## [TASK OBJECTIVE]
A single number is the answer here: how many lines of the entries contain "рядом"?

## [RECORD LIST]
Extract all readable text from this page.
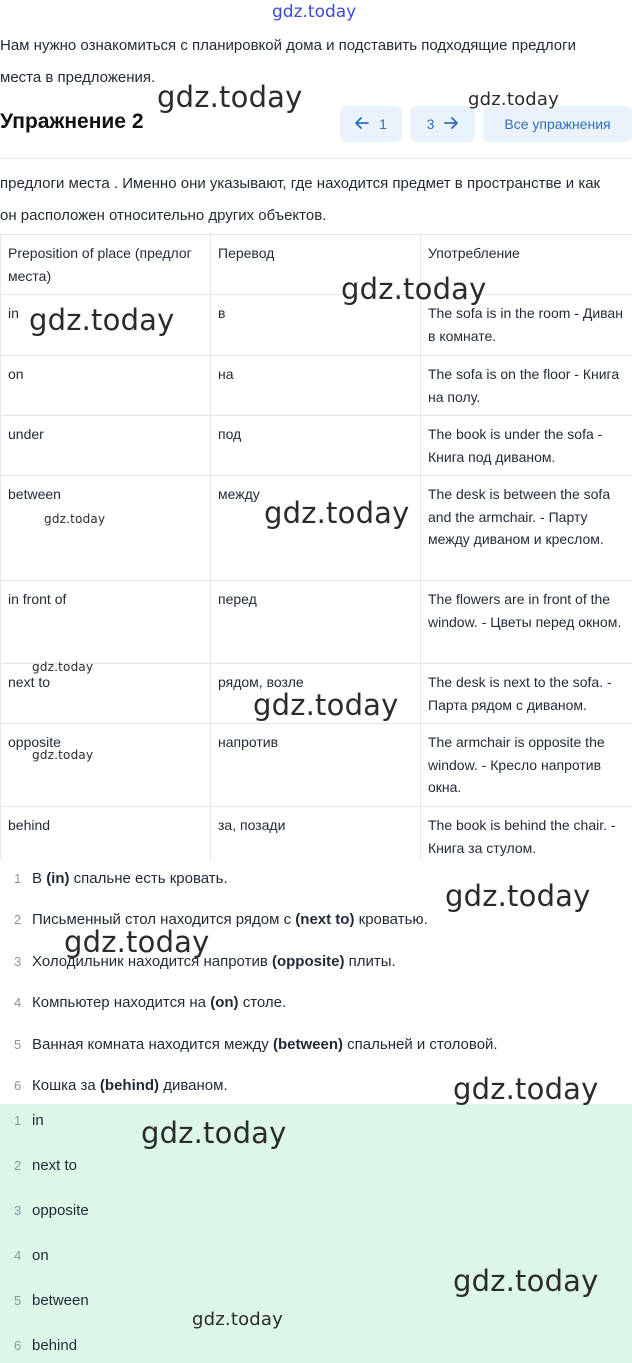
gdz.today
Нам нужно ознакомиться с планировкой дома и подставить подходящие предлоги места в предложения.
Упражнение 2	1	3	Все упражнения
предлоги места . Именно они указывают, где находится предмет в пространстве и как он расположен относительно других объектов.
Preposition of place (предлог места)	Перевод	Употребление
in	в	The sofa is in the room - Диван в комнате.
on	на	The sofa is on the floor - Книга на полу.
under	под	The book is under the sofa - Книга под диваном.
between	между	The desk is between the sofa and the armchair. - Парту между диваном и креслом.
in front of	перед	The flowers are in front of the window. - Цветы перед окном.
next to	рядом, возле	The desk is next to the sofa. - Парта рядом с диваном.
opposite	напротив	The armchair is opposite the window. - Кресло напротив окна.
behind	за, позади	The book is behind the chair. - Книга за стулом.
1 В (in) спальне есть кровать.
2 Письменный стол находится рядом с (next to) кроватью.
3 Холодильник находится напротив (opposite) плиты.
4 Компьютер находится на (on) столе.
5 Ванная комната находится между (between) спальней и столовой.
6 Кошка за (behind) диваном.
1 in
2 next to
3 opposite
4 on
5 between
6 behind
gdz.today	gdz.today
gdz.today
gdz.today
gdz.today
gdz.today
gdz.today
gdz.today
gdz.today
gdz.today
gdz.today
gdz.today
gdz.today
gdz.today
gdz.today
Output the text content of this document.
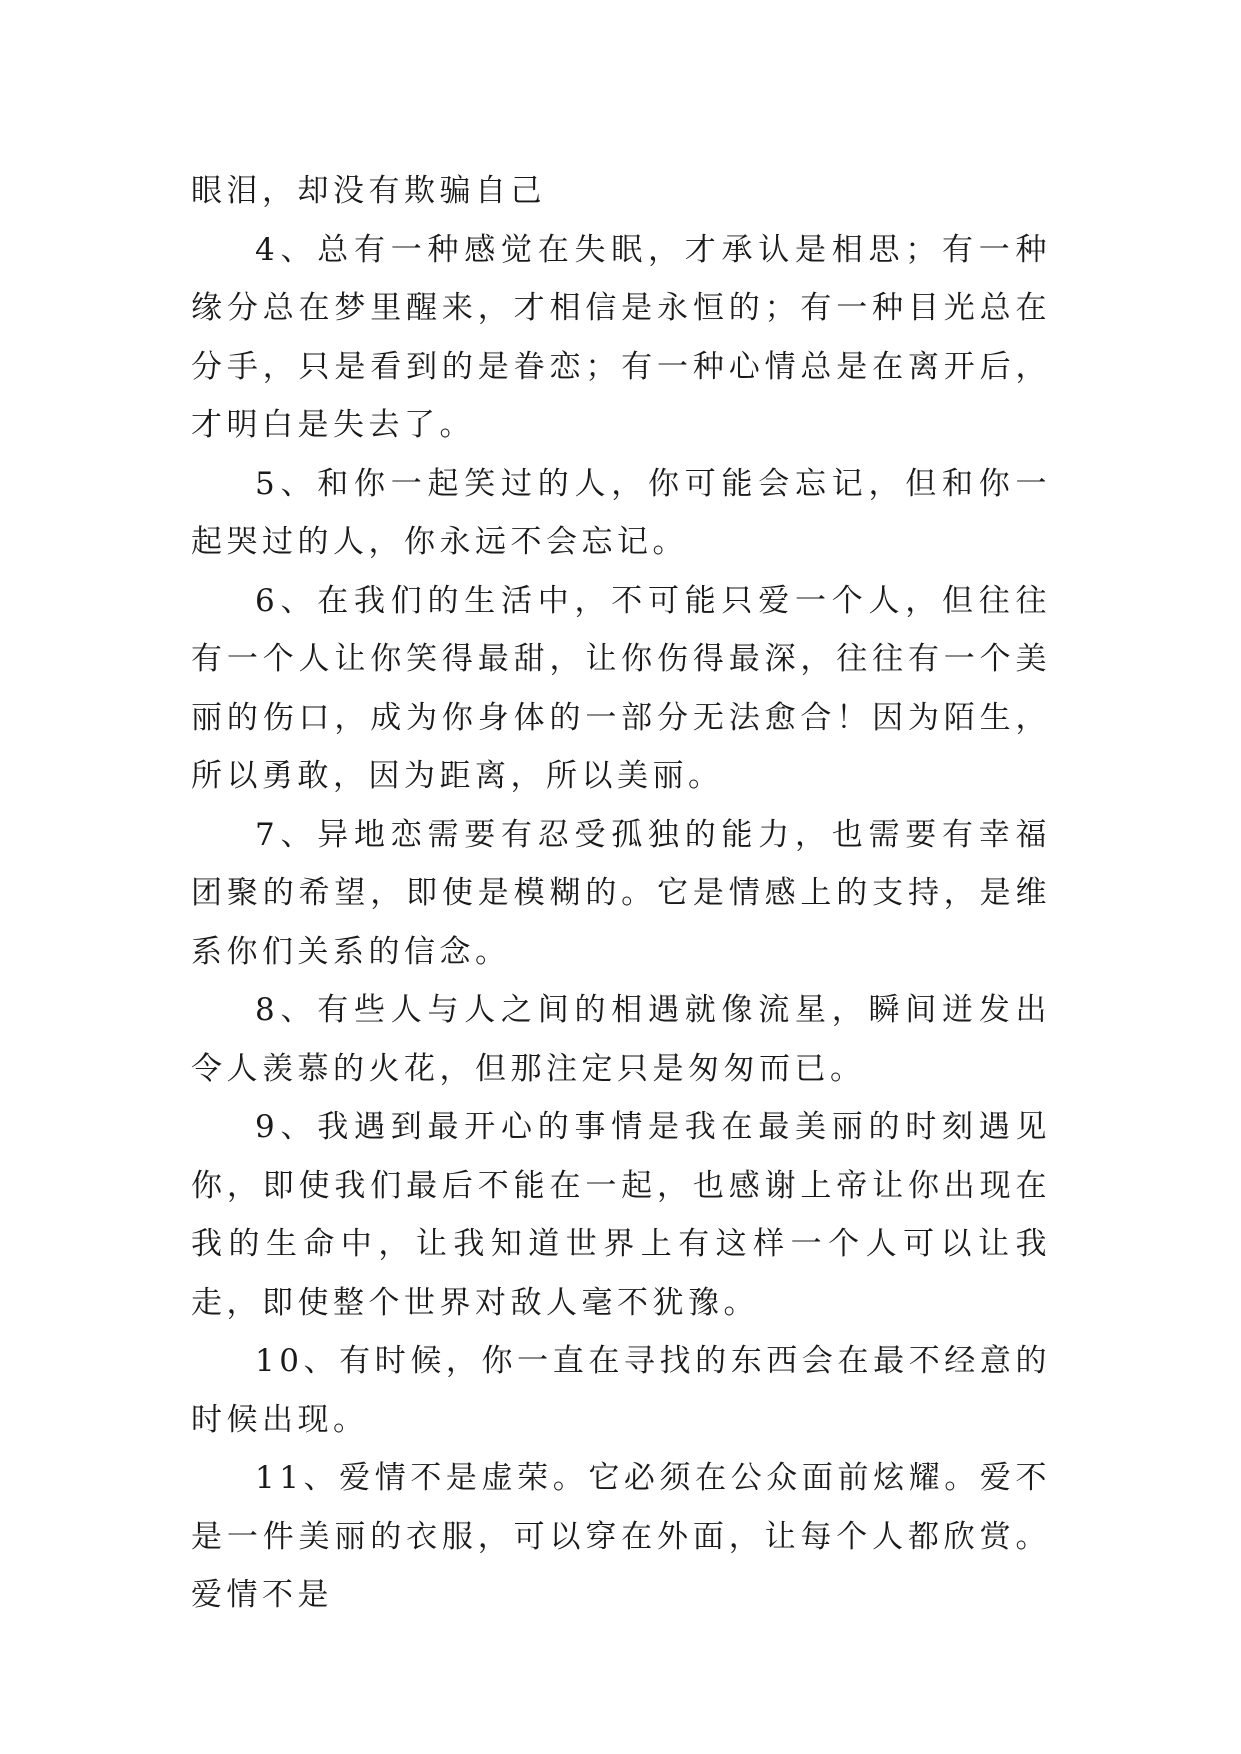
眼泪，却没有欺骗自己

4、总有一种感觉在失眠，才承认是相思；有一种缘分总在梦里醒来，才相信是永恒的；有一种目光总在分手，只是看到的是眷恋；有一种心情总是在离开后，才明白是失去了。

5、和你一起笑过的人，你可能会忘记，但和你一起哭过的人，你永远不会忘记。

6、在我们的生活中，不可能只爱一个人，但往往有一个人让你笑得最甜，让你伤得最深，往往有一个美丽的伤口，成为你身体的一部分无法愈合！因为陌生，所以勇敢，因为距离，所以美丽。

7、异地恋需要有忍受孤独的能力，也需要有幸福团聚的希望，即使是模糊的。它是情感上的支持，是维系你们关系的信念。

8、有些人与人之间的相遇就像流星，瞬间迸发出令人羡慕的火花，但那注定只是匆匆而已。

9、我遇到最开心的事情是我在最美丽的时刻遇见你，即使我们最后不能在一起，也感谢上帝让你出现在我的生命中，让我知道世界上有这样一个人可以让我走，即使整个世界对敌人毫不犹豫。

10、有时候，你一直在寻找的东西会在最不经意的时候出现。

11、爱情不是虚荣。它必须在公众面前炫耀。爱不是一件美丽的衣服，可以穿在外面，让每个人都欣赏。爱情不是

## [SOLUTION BELOW]
2